• _Records from a collection of figures_:
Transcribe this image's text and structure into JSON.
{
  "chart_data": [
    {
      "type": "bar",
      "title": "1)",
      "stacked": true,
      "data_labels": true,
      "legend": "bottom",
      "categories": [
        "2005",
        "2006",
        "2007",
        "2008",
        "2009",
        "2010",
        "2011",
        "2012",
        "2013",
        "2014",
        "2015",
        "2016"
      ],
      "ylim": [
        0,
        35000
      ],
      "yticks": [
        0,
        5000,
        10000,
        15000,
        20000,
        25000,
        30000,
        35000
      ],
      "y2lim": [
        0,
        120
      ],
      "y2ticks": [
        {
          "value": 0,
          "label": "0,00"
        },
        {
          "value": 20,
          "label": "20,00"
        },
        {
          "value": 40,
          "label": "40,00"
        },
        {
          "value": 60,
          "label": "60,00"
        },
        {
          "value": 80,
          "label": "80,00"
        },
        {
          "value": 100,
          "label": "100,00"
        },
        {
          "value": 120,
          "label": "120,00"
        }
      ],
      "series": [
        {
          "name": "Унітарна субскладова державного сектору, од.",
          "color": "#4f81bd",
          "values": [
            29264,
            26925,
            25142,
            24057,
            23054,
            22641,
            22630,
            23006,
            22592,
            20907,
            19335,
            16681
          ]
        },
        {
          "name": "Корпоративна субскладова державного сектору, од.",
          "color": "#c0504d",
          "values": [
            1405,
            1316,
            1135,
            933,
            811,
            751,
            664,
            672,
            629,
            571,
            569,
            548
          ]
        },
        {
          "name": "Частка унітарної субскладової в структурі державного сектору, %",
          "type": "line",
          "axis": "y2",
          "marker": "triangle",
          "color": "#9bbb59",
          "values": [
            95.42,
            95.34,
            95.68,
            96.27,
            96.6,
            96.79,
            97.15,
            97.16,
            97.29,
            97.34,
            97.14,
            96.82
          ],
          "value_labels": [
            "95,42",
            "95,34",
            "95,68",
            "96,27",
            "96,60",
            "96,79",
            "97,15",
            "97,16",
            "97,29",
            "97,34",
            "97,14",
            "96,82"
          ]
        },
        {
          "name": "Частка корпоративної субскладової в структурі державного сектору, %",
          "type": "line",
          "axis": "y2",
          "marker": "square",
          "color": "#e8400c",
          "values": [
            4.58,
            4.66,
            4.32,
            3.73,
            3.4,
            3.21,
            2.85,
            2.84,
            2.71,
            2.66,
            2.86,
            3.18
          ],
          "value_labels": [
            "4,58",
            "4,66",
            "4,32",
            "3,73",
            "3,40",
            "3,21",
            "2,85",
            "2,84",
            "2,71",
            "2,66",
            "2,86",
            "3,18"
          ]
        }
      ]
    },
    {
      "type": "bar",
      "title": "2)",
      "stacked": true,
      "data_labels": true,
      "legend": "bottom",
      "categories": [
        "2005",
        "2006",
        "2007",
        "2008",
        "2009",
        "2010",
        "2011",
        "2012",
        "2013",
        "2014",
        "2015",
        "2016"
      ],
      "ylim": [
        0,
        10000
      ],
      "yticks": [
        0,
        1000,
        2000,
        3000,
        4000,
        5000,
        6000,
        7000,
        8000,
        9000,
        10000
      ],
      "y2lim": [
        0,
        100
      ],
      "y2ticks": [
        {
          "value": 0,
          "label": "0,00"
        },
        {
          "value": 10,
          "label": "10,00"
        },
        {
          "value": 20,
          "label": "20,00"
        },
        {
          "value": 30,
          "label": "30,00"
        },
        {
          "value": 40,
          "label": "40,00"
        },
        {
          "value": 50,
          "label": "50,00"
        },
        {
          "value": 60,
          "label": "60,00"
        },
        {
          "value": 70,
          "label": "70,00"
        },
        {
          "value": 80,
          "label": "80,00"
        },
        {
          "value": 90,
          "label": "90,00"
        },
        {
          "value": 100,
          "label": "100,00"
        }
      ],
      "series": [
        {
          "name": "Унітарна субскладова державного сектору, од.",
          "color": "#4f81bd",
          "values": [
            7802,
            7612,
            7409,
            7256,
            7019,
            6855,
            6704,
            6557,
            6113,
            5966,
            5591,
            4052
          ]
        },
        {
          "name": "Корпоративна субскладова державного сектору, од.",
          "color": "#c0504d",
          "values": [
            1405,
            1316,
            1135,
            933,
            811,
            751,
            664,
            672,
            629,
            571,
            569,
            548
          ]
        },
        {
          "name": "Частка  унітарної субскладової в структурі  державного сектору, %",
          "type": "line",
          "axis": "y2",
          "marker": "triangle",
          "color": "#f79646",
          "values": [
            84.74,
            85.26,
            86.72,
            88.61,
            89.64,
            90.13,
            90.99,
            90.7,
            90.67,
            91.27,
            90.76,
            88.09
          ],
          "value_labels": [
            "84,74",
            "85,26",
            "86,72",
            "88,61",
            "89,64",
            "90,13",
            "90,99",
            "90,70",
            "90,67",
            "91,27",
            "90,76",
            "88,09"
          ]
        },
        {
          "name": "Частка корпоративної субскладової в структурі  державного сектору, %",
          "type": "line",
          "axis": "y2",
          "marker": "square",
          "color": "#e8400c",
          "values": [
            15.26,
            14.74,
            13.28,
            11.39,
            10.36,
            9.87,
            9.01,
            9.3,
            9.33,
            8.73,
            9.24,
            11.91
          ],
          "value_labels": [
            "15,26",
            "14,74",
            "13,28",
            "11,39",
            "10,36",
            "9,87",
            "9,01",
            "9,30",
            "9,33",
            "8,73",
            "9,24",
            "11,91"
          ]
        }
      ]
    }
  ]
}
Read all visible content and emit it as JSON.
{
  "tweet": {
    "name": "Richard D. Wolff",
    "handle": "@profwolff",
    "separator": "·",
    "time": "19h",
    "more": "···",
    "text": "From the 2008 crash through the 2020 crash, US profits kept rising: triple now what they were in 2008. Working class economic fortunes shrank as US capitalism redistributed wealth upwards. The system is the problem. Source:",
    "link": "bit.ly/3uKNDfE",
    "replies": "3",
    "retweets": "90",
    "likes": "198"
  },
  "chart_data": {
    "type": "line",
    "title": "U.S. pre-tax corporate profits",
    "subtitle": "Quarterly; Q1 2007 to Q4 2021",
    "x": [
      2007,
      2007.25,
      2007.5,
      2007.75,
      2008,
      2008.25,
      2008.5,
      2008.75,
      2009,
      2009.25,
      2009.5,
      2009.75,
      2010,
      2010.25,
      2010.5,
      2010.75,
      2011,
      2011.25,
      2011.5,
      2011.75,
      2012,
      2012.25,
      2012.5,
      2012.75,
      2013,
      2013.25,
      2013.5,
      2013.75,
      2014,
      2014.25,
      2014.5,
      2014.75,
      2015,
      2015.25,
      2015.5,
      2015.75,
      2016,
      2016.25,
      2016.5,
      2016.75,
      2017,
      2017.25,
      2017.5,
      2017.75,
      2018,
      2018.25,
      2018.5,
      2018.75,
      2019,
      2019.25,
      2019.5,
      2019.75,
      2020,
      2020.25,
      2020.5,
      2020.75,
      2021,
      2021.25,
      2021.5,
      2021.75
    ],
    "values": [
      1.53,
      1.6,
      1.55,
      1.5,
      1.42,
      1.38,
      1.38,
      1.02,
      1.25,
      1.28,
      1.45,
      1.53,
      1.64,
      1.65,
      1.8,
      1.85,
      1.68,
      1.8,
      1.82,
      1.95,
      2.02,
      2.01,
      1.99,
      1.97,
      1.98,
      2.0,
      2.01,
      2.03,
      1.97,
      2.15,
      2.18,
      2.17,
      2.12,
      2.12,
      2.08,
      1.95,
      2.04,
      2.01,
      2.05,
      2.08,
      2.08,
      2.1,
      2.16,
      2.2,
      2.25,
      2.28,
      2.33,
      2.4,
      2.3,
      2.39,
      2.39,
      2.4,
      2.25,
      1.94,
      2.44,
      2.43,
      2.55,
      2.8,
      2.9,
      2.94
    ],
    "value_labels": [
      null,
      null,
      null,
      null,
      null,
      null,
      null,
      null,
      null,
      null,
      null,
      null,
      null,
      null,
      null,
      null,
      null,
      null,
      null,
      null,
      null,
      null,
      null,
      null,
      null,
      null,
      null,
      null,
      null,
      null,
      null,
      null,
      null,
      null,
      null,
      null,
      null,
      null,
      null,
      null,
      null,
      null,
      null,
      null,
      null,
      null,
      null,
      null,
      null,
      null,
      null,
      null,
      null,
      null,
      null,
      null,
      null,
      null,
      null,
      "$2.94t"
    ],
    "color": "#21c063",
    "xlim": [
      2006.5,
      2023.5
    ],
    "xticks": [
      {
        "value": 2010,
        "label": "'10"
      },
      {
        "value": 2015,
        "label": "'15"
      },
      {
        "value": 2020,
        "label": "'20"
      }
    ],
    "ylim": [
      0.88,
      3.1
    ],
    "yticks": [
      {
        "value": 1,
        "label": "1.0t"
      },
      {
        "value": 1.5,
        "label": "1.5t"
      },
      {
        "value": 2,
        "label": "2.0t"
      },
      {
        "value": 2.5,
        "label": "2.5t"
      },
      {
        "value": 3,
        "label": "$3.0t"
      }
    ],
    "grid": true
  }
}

• _Work to complete_: Going through the records above, state how many lines carry "державного", with no other text.

• _Output for this task_: 8